From the line with "Serialize everything readable" to the final line of the records, reproduce every line exactly and only those lines.

Stored data
:::

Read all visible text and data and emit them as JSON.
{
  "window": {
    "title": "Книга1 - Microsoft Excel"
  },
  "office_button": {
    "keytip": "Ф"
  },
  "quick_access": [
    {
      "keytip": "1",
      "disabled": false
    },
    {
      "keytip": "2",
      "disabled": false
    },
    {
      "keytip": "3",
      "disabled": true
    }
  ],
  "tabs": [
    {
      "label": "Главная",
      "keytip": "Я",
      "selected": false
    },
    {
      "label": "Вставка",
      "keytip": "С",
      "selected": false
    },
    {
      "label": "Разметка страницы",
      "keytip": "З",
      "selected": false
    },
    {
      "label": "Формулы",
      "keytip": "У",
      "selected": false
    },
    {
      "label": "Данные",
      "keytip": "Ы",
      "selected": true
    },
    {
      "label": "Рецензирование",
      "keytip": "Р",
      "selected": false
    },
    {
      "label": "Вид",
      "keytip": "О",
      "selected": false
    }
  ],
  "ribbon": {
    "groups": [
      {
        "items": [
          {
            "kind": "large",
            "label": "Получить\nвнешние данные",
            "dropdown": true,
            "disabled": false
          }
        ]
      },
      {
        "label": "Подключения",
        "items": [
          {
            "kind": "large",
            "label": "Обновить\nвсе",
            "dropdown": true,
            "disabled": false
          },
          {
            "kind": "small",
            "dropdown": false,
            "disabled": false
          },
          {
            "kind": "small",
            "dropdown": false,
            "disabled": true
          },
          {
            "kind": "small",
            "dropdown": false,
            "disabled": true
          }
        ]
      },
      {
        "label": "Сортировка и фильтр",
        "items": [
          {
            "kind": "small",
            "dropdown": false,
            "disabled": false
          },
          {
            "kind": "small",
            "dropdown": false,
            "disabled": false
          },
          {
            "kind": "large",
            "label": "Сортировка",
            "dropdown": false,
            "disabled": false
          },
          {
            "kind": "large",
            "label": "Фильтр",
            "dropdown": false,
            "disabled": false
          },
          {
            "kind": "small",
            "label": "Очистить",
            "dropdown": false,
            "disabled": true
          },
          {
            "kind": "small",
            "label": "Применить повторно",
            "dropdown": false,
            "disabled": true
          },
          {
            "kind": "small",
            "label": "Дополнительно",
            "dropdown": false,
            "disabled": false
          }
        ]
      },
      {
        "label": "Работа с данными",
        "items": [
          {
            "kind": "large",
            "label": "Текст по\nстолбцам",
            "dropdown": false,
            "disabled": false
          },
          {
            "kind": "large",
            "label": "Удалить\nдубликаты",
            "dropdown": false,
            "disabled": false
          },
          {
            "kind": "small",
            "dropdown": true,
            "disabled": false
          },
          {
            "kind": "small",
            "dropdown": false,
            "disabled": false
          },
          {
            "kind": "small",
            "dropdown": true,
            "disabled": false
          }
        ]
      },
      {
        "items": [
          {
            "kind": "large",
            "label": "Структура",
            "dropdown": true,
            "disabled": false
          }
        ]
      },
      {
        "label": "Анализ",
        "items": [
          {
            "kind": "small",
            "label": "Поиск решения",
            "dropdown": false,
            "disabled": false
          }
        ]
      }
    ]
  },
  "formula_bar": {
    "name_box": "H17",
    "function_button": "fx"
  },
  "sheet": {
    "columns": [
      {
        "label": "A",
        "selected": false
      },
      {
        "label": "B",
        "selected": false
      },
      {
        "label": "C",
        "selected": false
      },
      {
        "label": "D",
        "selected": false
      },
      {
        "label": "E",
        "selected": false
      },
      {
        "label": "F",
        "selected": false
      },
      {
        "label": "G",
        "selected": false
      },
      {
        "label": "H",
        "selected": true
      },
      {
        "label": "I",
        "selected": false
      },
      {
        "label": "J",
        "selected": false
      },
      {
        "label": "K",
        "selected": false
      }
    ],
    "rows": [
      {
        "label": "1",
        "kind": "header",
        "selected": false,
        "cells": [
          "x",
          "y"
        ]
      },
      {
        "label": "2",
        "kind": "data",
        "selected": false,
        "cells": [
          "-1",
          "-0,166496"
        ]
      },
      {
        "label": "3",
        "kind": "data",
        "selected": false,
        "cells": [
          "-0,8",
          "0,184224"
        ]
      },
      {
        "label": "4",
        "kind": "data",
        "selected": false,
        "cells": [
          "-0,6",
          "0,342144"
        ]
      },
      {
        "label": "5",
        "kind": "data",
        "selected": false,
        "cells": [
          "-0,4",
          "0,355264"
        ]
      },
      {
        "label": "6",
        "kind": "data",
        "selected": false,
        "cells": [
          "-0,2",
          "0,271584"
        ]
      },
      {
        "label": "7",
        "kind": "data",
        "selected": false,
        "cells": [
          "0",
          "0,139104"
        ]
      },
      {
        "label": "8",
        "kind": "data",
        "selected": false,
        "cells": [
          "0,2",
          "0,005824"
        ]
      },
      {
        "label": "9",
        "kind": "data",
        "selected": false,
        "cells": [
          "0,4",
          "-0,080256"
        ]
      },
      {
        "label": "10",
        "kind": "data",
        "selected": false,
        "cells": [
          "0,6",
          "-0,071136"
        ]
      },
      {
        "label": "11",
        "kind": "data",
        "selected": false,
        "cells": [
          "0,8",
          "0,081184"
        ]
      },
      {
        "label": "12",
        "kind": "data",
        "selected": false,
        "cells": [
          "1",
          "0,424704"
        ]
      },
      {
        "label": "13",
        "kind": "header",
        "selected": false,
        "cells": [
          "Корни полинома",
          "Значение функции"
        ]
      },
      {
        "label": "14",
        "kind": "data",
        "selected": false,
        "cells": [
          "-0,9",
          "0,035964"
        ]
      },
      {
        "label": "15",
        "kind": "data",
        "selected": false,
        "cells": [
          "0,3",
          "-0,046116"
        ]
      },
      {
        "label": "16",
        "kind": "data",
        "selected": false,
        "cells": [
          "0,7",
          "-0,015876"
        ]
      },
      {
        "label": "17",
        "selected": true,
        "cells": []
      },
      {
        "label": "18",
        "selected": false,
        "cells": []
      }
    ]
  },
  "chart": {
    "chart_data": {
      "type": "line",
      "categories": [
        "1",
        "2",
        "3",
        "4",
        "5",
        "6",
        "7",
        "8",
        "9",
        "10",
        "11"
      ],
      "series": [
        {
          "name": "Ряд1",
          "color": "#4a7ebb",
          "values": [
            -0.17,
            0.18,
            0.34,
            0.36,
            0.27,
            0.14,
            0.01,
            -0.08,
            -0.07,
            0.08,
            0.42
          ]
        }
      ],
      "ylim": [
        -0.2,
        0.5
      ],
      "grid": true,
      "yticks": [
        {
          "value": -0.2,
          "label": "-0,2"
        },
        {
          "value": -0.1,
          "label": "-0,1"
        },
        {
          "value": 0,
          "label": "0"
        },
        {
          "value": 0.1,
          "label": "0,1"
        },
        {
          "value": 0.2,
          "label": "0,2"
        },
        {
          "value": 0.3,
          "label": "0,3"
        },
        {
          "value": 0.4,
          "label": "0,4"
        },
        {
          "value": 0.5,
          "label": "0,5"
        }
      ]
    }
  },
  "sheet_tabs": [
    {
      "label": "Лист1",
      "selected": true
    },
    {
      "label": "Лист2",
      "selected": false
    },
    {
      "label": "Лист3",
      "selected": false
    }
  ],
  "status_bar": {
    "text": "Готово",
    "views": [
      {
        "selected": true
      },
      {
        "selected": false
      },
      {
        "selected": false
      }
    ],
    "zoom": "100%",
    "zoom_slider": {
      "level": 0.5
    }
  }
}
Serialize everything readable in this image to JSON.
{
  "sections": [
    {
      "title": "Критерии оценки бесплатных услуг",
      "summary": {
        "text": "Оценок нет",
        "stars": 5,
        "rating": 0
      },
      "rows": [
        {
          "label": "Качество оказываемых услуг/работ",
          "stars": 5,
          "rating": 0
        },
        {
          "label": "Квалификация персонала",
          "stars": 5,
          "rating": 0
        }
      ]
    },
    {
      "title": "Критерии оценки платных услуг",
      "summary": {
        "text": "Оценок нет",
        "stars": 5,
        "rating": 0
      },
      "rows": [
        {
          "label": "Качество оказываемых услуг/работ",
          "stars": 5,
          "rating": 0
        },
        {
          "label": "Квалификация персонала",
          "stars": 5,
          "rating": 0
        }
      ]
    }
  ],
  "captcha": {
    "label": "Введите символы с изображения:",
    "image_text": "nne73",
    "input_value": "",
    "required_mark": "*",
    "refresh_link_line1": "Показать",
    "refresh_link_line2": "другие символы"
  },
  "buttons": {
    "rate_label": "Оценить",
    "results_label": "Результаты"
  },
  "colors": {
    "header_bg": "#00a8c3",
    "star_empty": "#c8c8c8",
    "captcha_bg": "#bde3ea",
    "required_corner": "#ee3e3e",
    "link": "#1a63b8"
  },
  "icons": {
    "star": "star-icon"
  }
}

:::

* _Result of this exercise_:
Serialize everything readable in this image to JSON.
{
  "sections": [
    {
      "title": "Критерии оценки бесплатных услуг",
      "summary": {
        "text": "Оценок нет",
        "stars": 5,
        "rating": 0
      },
      "rows": [
        {
          "label": "Качество оказываемых услуг/работ",
          "stars": 5,
          "rating": 0
        },
        {
          "label": "Квалификация персонала",
          "stars": 5,
          "rating": 0
        }
      ]
    },
    {
      "title": "Критерии оценки платных услуг",
      "summary": {
        "text": "Оценок нет",
        "stars": 5,
        "rating": 0
      },
      "rows": [
        {
          "label": "Качество оказываемых услуг/работ",
          "stars": 5,
          "rating": 0
        },
        {
          "label": "Квалификация персонала",
          "stars": 5,
          "rating": 0
        }
      ]
    }
  ],
  "captcha": {
    "label": "Введите символы с изображения:",
    "image_text": "nne73",
    "input_value": "",
    "required_mark": "*",
    "refresh_link_line1": "Показать",
    "refresh_link_line2": "другие символы"
  },
  "buttons": {
    "rate_label": "Оценить",
    "results_label": "Результаты"
  },
  "colors": {
    "header_bg": "#00a8c3",
    "star_empty": "#c8c8c8",
    "captcha_bg": "#bde3ea",
    "required_corner": "#ee3e3e",
    "link": "#1a63b8"
  },
  "icons": {
    "star": "star-icon"
  }
}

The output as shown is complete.